**Exercise directions:**
Select and copy out every line in the records containing "emploi".

**Recorded data:**
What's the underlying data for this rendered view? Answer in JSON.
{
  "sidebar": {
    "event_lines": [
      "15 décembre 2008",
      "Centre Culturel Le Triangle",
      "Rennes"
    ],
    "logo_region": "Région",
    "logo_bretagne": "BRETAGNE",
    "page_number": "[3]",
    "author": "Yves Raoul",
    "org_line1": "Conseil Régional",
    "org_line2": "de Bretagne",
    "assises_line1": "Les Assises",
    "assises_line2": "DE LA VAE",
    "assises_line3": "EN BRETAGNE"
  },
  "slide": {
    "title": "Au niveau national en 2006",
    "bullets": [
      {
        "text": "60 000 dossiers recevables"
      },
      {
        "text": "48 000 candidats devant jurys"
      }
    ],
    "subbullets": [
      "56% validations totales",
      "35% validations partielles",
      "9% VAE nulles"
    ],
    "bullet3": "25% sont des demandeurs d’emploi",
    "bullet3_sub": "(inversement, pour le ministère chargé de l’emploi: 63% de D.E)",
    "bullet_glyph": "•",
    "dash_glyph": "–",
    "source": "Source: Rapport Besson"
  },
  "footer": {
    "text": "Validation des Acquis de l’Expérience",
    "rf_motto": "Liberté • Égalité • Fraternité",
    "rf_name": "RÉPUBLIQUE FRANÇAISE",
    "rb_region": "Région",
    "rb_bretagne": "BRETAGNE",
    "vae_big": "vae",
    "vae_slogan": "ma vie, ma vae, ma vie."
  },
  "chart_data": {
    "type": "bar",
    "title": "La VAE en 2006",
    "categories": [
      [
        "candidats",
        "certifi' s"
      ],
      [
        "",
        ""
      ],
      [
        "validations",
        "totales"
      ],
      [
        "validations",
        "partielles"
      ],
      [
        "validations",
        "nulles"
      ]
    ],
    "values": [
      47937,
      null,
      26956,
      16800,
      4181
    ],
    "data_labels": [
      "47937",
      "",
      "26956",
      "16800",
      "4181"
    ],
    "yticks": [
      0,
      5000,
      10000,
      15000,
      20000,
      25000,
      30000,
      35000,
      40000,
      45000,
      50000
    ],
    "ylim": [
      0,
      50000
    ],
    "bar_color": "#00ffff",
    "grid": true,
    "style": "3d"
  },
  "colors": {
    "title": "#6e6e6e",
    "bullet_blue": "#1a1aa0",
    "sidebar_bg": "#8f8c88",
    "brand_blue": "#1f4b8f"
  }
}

**Exercise response:**
    "bullet3": "25% sont des demandeurs d’emploi",
    "bullet3_sub": "(inversement, pour le ministère chargé de l’emploi: 63% de D.E)",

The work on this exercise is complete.